## Information provided:
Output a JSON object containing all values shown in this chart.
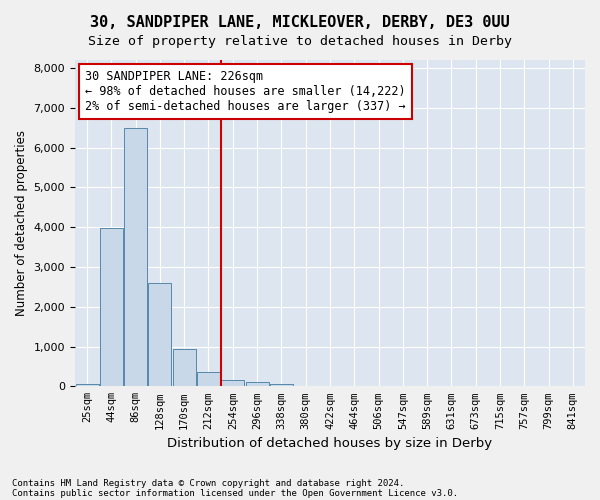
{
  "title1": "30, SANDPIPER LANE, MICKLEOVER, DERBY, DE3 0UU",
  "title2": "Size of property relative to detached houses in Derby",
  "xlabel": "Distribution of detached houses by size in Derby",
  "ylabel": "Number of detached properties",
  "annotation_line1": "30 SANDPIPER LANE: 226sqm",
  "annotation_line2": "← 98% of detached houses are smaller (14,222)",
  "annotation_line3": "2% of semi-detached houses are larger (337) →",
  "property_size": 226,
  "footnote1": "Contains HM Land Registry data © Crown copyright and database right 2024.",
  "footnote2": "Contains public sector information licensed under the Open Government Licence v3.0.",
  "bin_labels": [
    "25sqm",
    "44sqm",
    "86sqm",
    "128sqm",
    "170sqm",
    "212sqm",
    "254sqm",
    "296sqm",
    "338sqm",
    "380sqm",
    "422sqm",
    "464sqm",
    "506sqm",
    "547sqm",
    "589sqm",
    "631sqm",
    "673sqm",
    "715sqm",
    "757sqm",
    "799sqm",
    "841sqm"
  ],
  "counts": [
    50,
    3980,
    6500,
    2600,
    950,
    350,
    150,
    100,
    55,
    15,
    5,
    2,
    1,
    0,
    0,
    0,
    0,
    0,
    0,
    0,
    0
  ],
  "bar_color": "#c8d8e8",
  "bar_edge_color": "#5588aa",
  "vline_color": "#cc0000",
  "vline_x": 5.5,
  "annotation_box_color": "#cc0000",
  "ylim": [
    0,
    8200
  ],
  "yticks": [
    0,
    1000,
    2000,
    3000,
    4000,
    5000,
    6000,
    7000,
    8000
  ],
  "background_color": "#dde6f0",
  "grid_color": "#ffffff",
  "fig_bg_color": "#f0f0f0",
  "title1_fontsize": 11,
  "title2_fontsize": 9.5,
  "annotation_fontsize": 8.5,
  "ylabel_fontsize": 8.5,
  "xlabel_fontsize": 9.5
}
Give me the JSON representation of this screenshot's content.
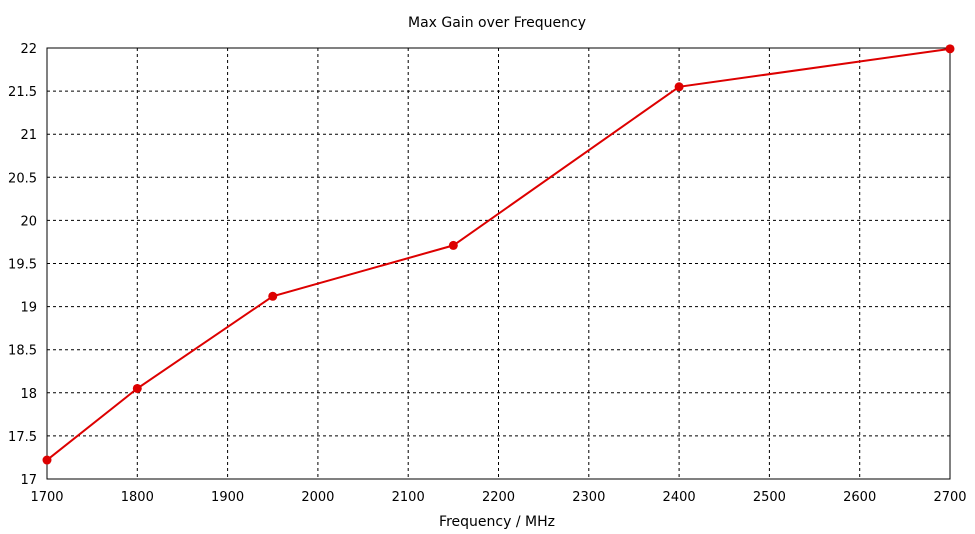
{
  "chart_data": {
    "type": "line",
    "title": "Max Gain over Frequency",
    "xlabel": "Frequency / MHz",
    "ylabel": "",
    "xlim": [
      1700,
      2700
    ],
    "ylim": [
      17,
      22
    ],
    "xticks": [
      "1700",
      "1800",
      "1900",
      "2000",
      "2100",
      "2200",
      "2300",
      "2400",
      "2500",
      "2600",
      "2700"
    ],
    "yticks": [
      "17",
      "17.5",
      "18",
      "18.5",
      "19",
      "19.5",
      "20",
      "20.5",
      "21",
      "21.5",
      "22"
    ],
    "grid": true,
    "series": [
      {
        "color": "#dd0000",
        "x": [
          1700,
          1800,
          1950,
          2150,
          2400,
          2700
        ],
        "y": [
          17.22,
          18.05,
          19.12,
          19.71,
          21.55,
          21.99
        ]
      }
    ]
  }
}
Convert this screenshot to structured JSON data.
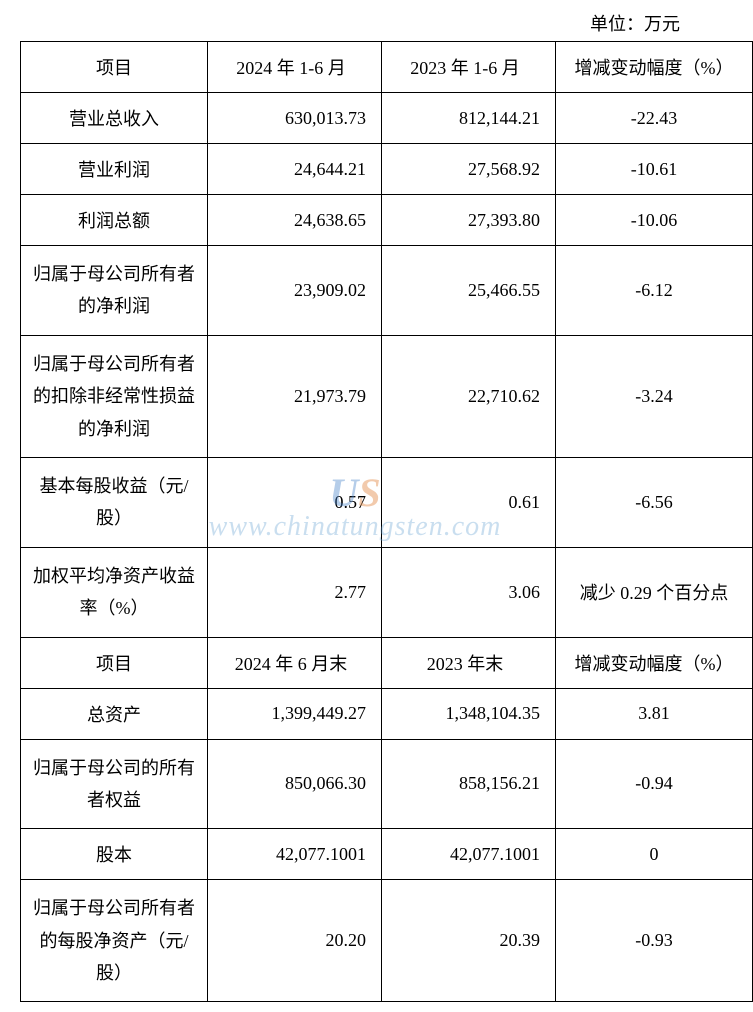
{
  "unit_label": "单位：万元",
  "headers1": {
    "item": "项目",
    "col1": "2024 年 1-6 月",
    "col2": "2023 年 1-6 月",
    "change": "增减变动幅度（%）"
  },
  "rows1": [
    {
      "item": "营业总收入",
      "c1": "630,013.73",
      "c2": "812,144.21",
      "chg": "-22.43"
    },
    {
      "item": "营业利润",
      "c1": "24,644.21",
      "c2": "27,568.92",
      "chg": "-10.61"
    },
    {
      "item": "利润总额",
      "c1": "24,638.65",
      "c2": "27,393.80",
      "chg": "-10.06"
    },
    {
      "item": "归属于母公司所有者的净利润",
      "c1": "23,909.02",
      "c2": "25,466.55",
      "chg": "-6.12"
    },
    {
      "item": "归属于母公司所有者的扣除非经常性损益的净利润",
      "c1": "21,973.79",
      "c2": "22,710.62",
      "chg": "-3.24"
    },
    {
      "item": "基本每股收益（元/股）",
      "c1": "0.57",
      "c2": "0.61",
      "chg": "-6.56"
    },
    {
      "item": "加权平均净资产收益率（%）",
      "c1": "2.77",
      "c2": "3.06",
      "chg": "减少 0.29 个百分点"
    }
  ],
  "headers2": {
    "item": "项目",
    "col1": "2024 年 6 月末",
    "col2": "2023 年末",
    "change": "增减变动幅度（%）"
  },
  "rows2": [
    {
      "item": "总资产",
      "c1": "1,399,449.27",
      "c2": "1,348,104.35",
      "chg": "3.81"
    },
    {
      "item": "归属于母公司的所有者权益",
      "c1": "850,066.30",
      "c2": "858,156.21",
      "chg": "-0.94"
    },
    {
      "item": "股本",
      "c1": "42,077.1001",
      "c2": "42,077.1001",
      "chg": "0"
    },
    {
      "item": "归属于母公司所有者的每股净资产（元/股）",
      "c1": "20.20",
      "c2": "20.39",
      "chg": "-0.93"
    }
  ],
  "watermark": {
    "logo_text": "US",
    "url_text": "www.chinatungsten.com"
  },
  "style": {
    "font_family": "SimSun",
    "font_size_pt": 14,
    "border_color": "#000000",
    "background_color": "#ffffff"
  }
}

## What to produce:
Output every entry word for word, but omit the pictures.

## Response:
Output a JSON object containing all values shown in this chart.
{
  "title1": "30, SANDPIPER LANE, MICKLEOVER, DERBY, DE3 0UU",
  "title2": "Size of property relative to detached houses in Derby",
  "xlabel": "Distribution of detached houses by size in Derby",
  "ylabel": "Number of detached properties",
  "annotation_line1": "30 SANDPIPER LANE: 226sqm",
  "annotation_line2": "← 98% of detached houses are smaller (14,222)",
  "annotation_line3": "2% of semi-detached houses are larger (337) →",
  "property_size": 226,
  "footnote1": "Contains HM Land Registry data © Crown copyright and database right 2024.",
  "footnote2": "Contains public sector information licensed under the Open Government Licence v3.0.",
  "bin_labels": [
    "25sqm",
    "44sqm",
    "86sqm",
    "128sqm",
    "170sqm",
    "212sqm",
    "254sqm",
    "296sqm",
    "338sqm",
    "380sqm",
    "422sqm",
    "464sqm",
    "506sqm",
    "547sqm",
    "589sqm",
    "631sqm",
    "673sqm",
    "715sqm",
    "757sqm",
    "799sqm",
    "841sqm"
  ],
  "counts": [
    50,
    3980,
    6500,
    2600,
    950,
    350,
    150,
    100,
    55,
    15,
    5,
    2,
    1,
    0,
    0,
    0,
    0,
    0,
    0,
    0,
    0
  ],
  "bar_color": "#c8d8e8",
  "bar_edge_color": "#5588aa",
  "vline_color": "#cc0000",
  "vline_x": 5.5,
  "annotation_box_color": "#cc0000",
  "ylim": [
    0,
    8200
  ],
  "yticks": [
    0,
    1000,
    2000,
    3000,
    4000,
    5000,
    6000,
    7000,
    8000
  ],
  "background_color": "#dde6f0",
  "grid_color": "#ffffff",
  "fig_bg_color": "#f0f0f0",
  "title1_fontsize": 11,
  "title2_fontsize": 9.5,
  "annotation_fontsize": 8.5,
  "ylabel_fontsize": 8.5,
  "xlabel_fontsize": 9.5
}
Give me the JSON representation of this screenshot's content.
{
  "chart_data": {
    "type": "line",
    "title": "Max Gain over Frequency",
    "xlabel": "Frequency / MHz",
    "ylabel": "",
    "xlim": [
      1700,
      2700
    ],
    "ylim": [
      17,
      22
    ],
    "xticks": [
      "1700",
      "1800",
      "1900",
      "2000",
      "2100",
      "2200",
      "2300",
      "2400",
      "2500",
      "2600",
      "2700"
    ],
    "yticks": [
      "17",
      "17.5",
      "18",
      "18.5",
      "19",
      "19.5",
      "20",
      "20.5",
      "21",
      "21.5",
      "22"
    ],
    "grid": true,
    "series": [
      {
        "color": "#dd0000",
        "x": [
          1700,
          1800,
          1950,
          2150,
          2400,
          2700
        ],
        "y": [
          17.22,
          18.05,
          19.12,
          19.71,
          21.55,
          21.99
        ]
      }
    ]
  }
}
Convert this screenshot to structured JSON data.
{
  "unit_label": "单位：万元",
  "headers1": {
    "item": "项目",
    "col1": "2024 年 1-6 月",
    "col2": "2023 年 1-6 月",
    "change": "增减变动幅度（%）"
  },
  "rows1": [
    {
      "item": "营业总收入",
      "c1": "630,013.73",
      "c2": "812,144.21",
      "chg": "-22.43"
    },
    {
      "item": "营业利润",
      "c1": "24,644.21",
      "c2": "27,568.92",
      "chg": "-10.61"
    },
    {
      "item": "利润总额",
      "c1": "24,638.65",
      "c2": "27,393.80",
      "chg": "-10.06"
    },
    {
      "item": "归属于母公司所有者的净利润",
      "c1": "23,909.02",
      "c2": "25,466.55",
      "chg": "-6.12"
    },
    {
      "item": "归属于母公司所有者的扣除非经常性损益的净利润",
      "c1": "21,973.79",
      "c2": "22,710.62",
      "chg": "-3.24"
    },
    {
      "item": "基本每股收益（元/股）",
      "c1": "0.57",
      "c2": "0.61",
      "chg": "-6.56"
    },
    {
      "item": "加权平均净资产收益率（%）",
      "c1": "2.77",
      "c2": "3.06",
      "chg": "减少 0.29 个百分点"
    }
  ],
  "headers2": {
    "item": "项目",
    "col1": "2024 年 6 月末",
    "col2": "2023 年末",
    "change": "增减变动幅度（%）"
  },
  "rows2": [
    {
      "item": "总资产",
      "c1": "1,399,449.27",
      "c2": "1,348,104.35",
      "chg": "3.81"
    },
    {
      "item": "归属于母公司的所有者权益",
      "c1": "850,066.30",
      "c2": "858,156.21",
      "chg": "-0.94"
    },
    {
      "item": "股本",
      "c1": "42,077.1001",
      "c2": "42,077.1001",
      "chg": "0"
    },
    {
      "item": "归属于母公司所有者的每股净资产（元/股）",
      "c1": "20.20",
      "c2": "20.39",
      "chg": "-0.93"
    }
  ],
  "watermark": {
    "logo_text": "US",
    "url_text": "www.chinatungsten.com"
  },
  "style": {
    "font_family": "SimSun",
    "font_size_pt": 14,
    "border_color": "#000000",
    "background_color": "#ffffff"
  }
}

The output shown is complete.